Copy word for word every line of the data from its first line through the line containing "- folding-chess-box: abcdefgh", with both ends included.

# # # # # # #

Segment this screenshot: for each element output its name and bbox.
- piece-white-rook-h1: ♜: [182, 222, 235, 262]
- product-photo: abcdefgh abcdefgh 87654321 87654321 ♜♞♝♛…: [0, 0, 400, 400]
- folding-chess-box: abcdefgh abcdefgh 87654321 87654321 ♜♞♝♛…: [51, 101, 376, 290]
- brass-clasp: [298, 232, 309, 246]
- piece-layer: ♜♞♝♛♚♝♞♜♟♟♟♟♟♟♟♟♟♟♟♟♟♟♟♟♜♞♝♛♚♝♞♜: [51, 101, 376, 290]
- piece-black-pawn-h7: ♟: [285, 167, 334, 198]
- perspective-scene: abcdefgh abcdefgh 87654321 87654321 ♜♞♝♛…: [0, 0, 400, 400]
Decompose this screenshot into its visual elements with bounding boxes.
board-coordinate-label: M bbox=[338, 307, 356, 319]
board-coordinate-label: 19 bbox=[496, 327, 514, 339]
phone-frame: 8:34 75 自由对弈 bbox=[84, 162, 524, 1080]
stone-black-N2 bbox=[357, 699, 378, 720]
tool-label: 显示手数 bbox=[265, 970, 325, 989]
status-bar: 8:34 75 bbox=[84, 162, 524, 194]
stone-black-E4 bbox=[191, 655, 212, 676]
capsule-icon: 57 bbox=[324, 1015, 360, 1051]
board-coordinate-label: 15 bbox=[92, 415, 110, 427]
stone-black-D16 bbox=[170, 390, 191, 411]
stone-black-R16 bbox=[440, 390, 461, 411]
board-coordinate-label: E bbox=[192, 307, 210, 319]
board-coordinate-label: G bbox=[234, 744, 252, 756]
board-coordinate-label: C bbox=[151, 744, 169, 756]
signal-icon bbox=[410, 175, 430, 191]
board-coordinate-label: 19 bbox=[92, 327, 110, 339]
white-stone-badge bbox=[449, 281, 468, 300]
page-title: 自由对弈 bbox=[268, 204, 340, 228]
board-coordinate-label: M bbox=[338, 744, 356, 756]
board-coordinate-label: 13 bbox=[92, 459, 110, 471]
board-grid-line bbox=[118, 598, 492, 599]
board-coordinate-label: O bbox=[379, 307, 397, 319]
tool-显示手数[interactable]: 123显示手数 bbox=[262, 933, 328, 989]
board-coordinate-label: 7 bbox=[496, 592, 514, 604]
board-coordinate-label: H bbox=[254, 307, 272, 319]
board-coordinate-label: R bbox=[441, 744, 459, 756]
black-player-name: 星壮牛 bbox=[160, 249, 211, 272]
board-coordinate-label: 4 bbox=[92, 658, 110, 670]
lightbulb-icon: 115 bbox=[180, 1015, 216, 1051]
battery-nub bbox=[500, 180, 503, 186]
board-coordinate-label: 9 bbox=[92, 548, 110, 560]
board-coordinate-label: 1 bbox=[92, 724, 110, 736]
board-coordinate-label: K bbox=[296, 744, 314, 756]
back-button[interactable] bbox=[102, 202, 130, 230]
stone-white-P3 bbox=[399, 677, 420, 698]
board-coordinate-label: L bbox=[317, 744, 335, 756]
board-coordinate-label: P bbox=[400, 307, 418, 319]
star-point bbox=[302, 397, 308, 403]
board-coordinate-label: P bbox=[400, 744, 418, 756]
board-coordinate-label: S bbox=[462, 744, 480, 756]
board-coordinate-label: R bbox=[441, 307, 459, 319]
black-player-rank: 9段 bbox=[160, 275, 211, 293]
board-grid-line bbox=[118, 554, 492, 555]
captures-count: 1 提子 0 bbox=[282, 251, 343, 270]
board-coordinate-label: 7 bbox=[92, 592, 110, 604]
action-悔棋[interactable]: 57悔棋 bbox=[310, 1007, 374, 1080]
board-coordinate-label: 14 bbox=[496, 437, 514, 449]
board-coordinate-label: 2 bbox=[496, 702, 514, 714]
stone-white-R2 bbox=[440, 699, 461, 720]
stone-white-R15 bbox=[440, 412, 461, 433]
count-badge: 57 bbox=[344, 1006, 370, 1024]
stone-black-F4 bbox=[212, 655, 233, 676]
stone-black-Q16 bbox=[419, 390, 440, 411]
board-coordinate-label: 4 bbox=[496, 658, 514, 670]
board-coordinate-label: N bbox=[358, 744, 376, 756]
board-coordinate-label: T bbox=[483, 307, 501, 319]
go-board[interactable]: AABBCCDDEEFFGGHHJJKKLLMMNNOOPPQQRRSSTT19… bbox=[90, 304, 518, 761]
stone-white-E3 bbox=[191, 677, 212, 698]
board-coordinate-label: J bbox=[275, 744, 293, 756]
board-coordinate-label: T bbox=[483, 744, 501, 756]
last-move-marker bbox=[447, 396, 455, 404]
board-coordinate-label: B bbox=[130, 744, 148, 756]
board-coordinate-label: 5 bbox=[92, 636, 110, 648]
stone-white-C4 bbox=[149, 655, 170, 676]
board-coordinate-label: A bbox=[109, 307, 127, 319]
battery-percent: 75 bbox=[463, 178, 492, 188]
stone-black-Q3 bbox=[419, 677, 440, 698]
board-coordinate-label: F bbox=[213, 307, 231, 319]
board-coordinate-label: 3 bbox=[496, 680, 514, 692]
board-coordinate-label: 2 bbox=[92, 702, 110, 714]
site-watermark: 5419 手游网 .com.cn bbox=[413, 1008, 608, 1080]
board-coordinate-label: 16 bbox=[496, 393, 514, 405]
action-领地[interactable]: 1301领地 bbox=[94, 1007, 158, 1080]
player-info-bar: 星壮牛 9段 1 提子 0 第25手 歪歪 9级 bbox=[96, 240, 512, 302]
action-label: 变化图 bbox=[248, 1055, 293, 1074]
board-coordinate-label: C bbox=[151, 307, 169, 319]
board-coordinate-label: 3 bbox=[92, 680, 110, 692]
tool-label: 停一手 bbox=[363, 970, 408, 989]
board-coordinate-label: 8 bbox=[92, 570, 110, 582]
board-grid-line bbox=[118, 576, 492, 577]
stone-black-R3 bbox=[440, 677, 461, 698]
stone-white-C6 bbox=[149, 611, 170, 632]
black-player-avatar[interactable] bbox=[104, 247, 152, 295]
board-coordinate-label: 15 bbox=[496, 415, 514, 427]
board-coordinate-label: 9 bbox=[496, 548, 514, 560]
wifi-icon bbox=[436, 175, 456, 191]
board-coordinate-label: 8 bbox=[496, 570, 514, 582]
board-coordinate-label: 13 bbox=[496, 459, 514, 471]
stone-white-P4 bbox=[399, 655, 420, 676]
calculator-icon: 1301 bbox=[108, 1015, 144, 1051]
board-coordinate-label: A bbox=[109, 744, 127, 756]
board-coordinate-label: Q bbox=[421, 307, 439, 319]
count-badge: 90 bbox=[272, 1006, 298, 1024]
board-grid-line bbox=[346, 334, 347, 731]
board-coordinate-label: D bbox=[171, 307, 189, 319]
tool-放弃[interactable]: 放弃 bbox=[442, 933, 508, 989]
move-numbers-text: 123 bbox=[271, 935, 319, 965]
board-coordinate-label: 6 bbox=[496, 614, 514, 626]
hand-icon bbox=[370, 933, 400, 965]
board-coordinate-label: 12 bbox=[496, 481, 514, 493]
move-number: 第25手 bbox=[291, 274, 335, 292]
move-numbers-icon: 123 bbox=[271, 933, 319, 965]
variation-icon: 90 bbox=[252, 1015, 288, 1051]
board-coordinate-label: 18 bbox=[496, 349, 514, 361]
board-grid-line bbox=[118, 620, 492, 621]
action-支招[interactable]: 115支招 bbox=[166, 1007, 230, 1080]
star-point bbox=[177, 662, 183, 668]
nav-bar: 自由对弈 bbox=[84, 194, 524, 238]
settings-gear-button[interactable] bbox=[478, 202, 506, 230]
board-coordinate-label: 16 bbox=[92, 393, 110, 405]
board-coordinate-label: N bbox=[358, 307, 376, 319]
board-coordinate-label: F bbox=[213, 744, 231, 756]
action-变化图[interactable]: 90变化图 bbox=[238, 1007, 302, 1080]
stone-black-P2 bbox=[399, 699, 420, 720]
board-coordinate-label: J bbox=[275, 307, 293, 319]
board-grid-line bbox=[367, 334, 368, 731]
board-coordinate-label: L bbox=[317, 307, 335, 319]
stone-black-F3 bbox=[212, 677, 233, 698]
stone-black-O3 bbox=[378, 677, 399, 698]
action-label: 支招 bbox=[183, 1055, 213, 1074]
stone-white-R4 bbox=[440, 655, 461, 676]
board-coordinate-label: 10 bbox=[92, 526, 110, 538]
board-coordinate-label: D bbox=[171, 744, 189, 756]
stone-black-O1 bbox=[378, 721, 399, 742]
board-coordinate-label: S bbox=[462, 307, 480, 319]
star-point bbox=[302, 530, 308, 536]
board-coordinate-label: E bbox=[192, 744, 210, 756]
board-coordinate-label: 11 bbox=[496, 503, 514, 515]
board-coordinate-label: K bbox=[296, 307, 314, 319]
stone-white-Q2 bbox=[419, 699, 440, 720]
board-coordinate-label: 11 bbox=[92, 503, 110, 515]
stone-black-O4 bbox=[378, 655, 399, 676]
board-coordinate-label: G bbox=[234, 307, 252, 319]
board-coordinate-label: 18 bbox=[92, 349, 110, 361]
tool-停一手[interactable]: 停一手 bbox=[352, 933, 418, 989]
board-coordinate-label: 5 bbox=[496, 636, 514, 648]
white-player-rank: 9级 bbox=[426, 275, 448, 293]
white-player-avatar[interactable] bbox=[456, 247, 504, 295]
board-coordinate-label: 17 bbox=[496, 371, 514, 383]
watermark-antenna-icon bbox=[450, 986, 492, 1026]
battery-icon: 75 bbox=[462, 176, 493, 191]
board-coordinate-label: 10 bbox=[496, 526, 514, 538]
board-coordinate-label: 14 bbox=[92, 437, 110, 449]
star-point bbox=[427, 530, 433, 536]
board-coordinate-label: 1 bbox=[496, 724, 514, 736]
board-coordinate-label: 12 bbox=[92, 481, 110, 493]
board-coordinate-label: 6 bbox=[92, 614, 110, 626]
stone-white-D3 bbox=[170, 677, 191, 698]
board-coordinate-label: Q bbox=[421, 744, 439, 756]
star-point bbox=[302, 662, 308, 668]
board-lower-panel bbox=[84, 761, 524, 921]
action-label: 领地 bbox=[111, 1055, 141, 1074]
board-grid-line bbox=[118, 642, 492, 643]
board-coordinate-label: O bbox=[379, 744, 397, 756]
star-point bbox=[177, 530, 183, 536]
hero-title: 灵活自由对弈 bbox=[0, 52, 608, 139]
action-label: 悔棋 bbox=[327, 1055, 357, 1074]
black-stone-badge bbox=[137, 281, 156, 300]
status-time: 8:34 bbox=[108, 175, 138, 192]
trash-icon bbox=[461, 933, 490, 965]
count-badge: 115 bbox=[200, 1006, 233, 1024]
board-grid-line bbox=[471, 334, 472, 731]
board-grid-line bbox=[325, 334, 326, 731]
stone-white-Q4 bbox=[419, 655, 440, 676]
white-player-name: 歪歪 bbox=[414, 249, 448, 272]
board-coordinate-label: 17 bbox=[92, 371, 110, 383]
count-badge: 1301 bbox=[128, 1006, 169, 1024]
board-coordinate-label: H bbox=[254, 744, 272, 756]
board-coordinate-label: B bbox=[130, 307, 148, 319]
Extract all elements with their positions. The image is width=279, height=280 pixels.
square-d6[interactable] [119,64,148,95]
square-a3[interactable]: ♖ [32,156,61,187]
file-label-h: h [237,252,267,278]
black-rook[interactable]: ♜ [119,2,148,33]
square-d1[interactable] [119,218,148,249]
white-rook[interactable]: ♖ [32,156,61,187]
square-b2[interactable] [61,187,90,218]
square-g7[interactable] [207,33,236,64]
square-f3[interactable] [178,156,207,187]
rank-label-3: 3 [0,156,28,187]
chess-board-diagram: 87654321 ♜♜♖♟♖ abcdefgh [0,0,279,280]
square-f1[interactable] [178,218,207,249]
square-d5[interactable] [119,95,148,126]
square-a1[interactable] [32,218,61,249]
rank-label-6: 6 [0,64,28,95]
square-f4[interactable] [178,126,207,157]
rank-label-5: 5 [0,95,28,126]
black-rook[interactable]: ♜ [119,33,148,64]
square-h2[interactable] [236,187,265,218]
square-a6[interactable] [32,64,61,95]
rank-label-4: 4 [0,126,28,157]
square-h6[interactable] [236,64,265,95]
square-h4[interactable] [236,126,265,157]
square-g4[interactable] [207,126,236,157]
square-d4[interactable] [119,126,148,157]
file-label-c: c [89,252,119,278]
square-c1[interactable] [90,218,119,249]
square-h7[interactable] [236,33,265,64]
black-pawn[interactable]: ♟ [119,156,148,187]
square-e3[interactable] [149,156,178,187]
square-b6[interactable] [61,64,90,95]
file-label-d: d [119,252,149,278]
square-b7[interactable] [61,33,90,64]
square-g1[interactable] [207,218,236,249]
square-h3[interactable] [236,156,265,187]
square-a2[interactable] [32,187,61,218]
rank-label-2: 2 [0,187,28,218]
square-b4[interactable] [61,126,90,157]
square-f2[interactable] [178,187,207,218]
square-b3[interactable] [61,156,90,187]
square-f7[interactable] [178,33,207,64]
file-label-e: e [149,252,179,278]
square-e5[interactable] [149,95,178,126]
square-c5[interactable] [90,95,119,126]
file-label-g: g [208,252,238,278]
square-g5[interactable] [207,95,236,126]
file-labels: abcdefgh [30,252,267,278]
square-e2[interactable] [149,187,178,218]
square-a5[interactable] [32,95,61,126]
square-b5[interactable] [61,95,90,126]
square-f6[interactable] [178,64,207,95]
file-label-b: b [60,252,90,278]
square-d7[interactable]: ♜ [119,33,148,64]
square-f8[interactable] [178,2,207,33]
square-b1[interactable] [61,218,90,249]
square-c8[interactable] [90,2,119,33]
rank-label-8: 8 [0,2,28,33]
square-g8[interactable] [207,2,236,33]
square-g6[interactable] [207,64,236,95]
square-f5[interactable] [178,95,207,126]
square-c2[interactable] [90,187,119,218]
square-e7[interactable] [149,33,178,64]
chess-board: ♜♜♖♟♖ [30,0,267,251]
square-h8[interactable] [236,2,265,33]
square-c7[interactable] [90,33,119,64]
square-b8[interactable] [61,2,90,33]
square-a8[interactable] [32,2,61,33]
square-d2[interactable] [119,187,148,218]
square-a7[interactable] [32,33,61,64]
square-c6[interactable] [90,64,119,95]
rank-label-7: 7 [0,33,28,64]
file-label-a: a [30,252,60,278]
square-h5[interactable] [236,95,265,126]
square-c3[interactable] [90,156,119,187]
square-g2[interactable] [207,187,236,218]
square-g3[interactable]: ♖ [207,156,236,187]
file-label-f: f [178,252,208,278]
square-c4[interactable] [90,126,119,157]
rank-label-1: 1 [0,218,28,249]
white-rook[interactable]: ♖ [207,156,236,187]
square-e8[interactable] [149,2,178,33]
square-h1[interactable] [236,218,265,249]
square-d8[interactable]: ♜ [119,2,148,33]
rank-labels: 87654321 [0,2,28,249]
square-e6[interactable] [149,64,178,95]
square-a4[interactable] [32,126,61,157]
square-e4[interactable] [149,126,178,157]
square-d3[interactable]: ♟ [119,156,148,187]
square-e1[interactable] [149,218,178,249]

# # # # # # #

ANSWER TO THE EXERCISE –
Segment this screenshot: for each element output its name and bbox.
- piece-white-rook-h1: ♜: [182, 222, 235, 262]
- product-photo: abcdefgh abcdefgh 87654321 87654321 ♜♞♝♛…: [0, 0, 400, 400]
- folding-chess-box: abcdefgh abcdefgh 87654321 87654321 ♜♞♝♛…: [51, 101, 376, 290]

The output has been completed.